> _EXERCISE REQUIREMENTS_
The exercise asks you to copy every line below in which "annotation" appears.

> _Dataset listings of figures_
Begin

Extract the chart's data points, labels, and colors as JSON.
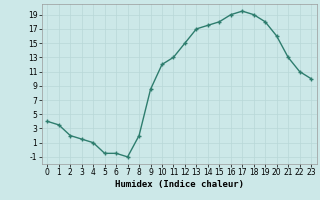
{
  "x": [
    0,
    1,
    2,
    3,
    4,
    5,
    6,
    7,
    8,
    9,
    10,
    11,
    12,
    13,
    14,
    15,
    16,
    17,
    18,
    19,
    20,
    21,
    22,
    23
  ],
  "y": [
    4,
    3.5,
    2,
    1.5,
    1,
    -0.5,
    -0.5,
    -1,
    2,
    8.5,
    12,
    13,
    15,
    17,
    17.5,
    18,
    19,
    19.5,
    19,
    18,
    16,
    13,
    11,
    10
  ],
  "title": "",
  "xlabel": "Humidex (Indice chaleur)",
  "xlim": [
    -0.5,
    23.5
  ],
  "ylim": [
    -2,
    20.5
  ],
  "yticks": [
    -1,
    1,
    3,
    5,
    7,
    9,
    11,
    13,
    15,
    17,
    19
  ],
  "xticks": [
    0,
    1,
    2,
    3,
    4,
    5,
    6,
    7,
    8,
    9,
    10,
    11,
    12,
    13,
    14,
    15,
    16,
    17,
    18,
    19,
    20,
    21,
    22,
    23
  ],
  "line_color": "#2e7d6e",
  "bg_color": "#cce8e8",
  "grid_color": "#b8d8d8",
  "label_fontsize": 6.5,
  "tick_fontsize": 5.5
}
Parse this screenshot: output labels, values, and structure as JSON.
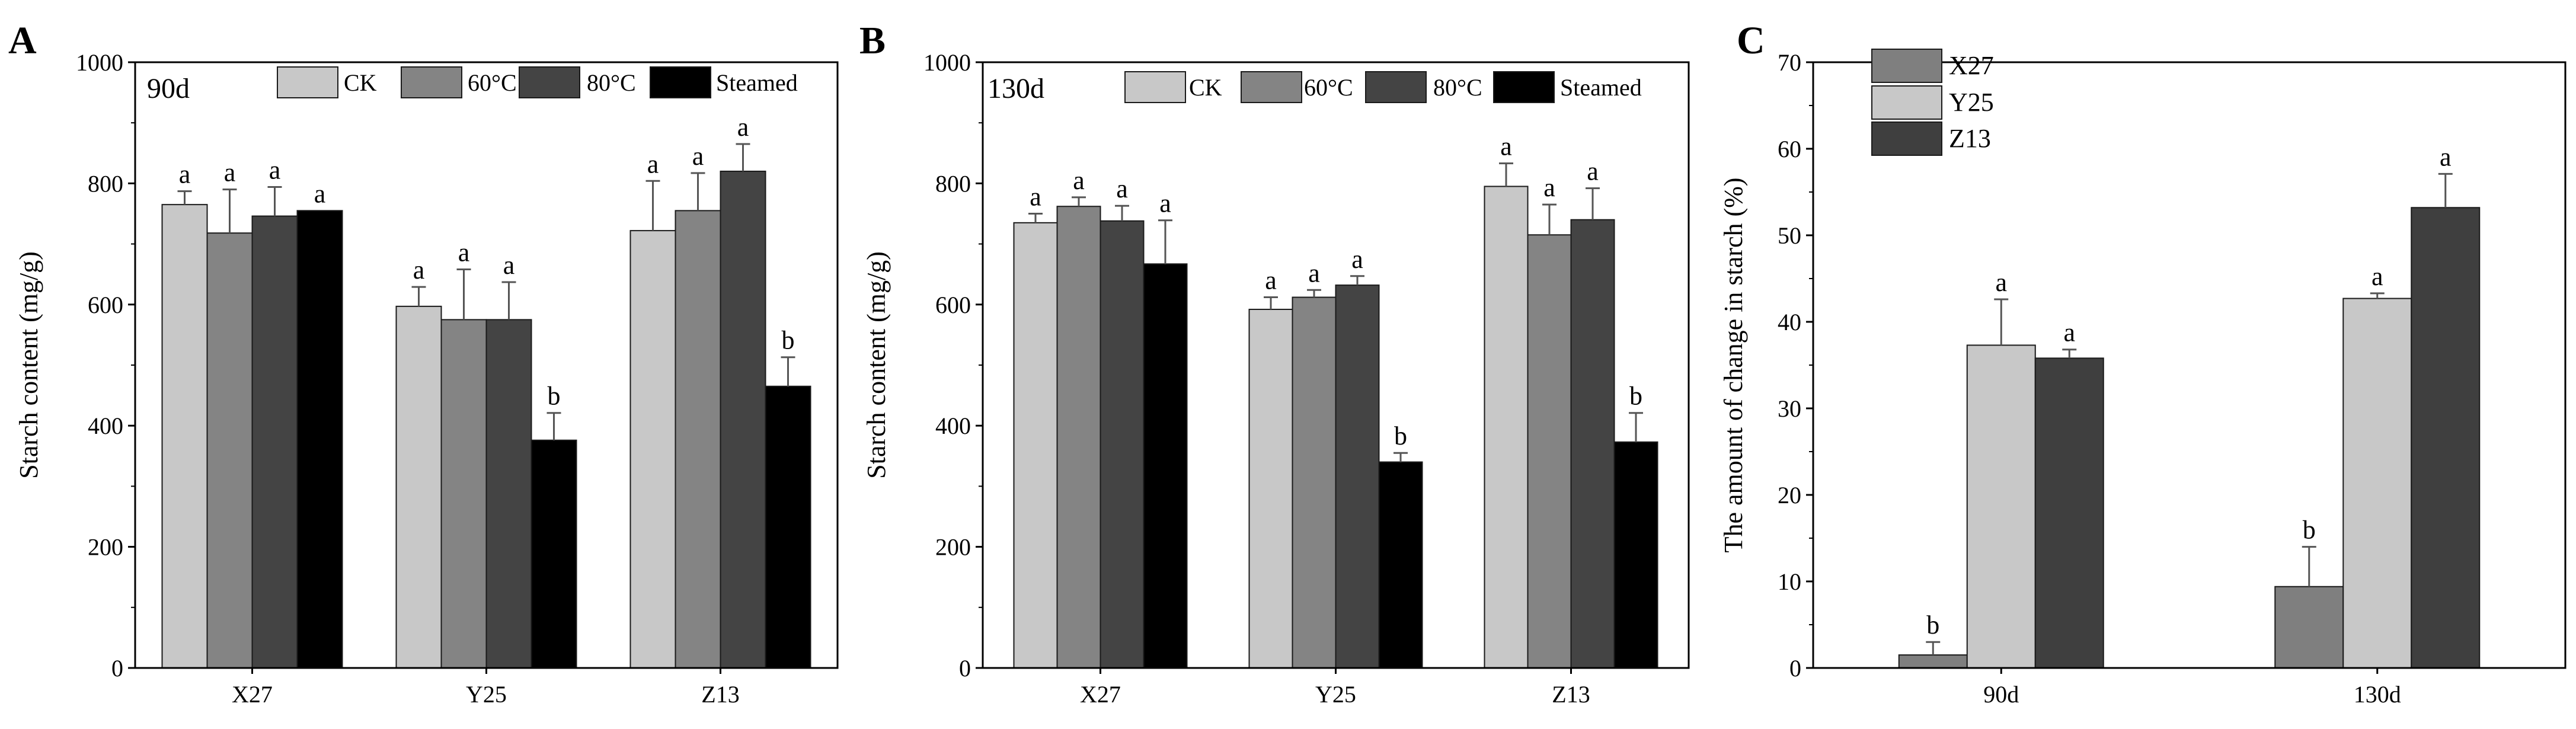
{
  "chart_data": [
    {
      "panel": "A",
      "type": "bar",
      "annotation": "90d",
      "ylabel": "Starch content (mg/g)",
      "xlabel": "",
      "ylim": [
        0,
        1000
      ],
      "yticks": [
        "0",
        "200",
        "400",
        "600",
        "800",
        "1000"
      ],
      "categories": [
        "X27",
        "Y25",
        "Z13"
      ],
      "legend": "top",
      "series": [
        {
          "name": "CK",
          "color": "#c8c8c8",
          "values": [
            765,
            597,
            722
          ],
          "errors": [
            22,
            32,
            82
          ],
          "letters": [
            "a",
            "a",
            "a"
          ]
        },
        {
          "name": "60°C",
          "color": "#848484",
          "values": [
            718,
            575,
            755
          ],
          "errors": [
            72,
            83,
            62
          ],
          "letters": [
            "a",
            "a",
            "a"
          ]
        },
        {
          "name": "80°C",
          "color": "#444444",
          "values": [
            746,
            575,
            820
          ],
          "errors": [
            48,
            62,
            45
          ],
          "letters": [
            "a",
            "a",
            "a"
          ]
        },
        {
          "name": "Steamed",
          "color": "#000000",
          "values": [
            755,
            376,
            465
          ],
          "errors": [
            0,
            45,
            48
          ],
          "letters": [
            "a",
            "b",
            "b"
          ]
        }
      ]
    },
    {
      "panel": "B",
      "type": "bar",
      "annotation": "130d",
      "ylabel": "Starch content (mg/g)",
      "xlabel": "",
      "ylim": [
        0,
        1000
      ],
      "yticks": [
        "0",
        "200",
        "400",
        "600",
        "800",
        "1000"
      ],
      "categories": [
        "X27",
        "Y25",
        "Z13"
      ],
      "legend": "top",
      "series": [
        {
          "name": "CK",
          "color": "#c8c8c8",
          "values": [
            735,
            592,
            795
          ],
          "errors": [
            15,
            20,
            38
          ],
          "letters": [
            "a",
            "a",
            "a"
          ]
        },
        {
          "name": "60°C",
          "color": "#848484",
          "values": [
            762,
            612,
            715
          ],
          "errors": [
            15,
            12,
            50
          ],
          "letters": [
            "a",
            "a",
            "a"
          ]
        },
        {
          "name": "80°C",
          "color": "#444444",
          "values": [
            738,
            632,
            740
          ],
          "errors": [
            25,
            15,
            52
          ],
          "letters": [
            "a",
            "a",
            "a"
          ]
        },
        {
          "name": "Steamed",
          "color": "#000000",
          "values": [
            667,
            340,
            373
          ],
          "errors": [
            72,
            15,
            48
          ],
          "letters": [
            "a",
            "b",
            "b"
          ]
        }
      ]
    },
    {
      "panel": "C",
      "type": "bar",
      "annotation": "",
      "ylabel": "The amount of change in starch (%)",
      "xlabel": "",
      "ylim": [
        0,
        70
      ],
      "yticks": [
        "0",
        "10",
        "20",
        "30",
        "40",
        "50",
        "60",
        "70"
      ],
      "categories": [
        "90d",
        "130d"
      ],
      "legend": "top-left",
      "series": [
        {
          "name": "X27",
          "color": "#7f7f7f",
          "values": [
            1.5,
            9.4
          ],
          "errors": [
            1.5,
            4.6
          ],
          "letters": [
            "b",
            "b"
          ]
        },
        {
          "name": "Y25",
          "color": "#c8c8c8",
          "values": [
            37.3,
            42.7
          ],
          "errors": [
            5.3,
            0.6
          ],
          "letters": [
            "a",
            "a"
          ]
        },
        {
          "name": "Z13",
          "color": "#3f3f3f",
          "values": [
            35.8,
            53.2
          ],
          "errors": [
            1.0,
            3.9
          ],
          "letters": [
            "a",
            "a"
          ]
        }
      ]
    }
  ]
}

End

> _FULL RESPONSE_
      "annotation": "90d",
      "annotation": "130d",
      "annotation": "",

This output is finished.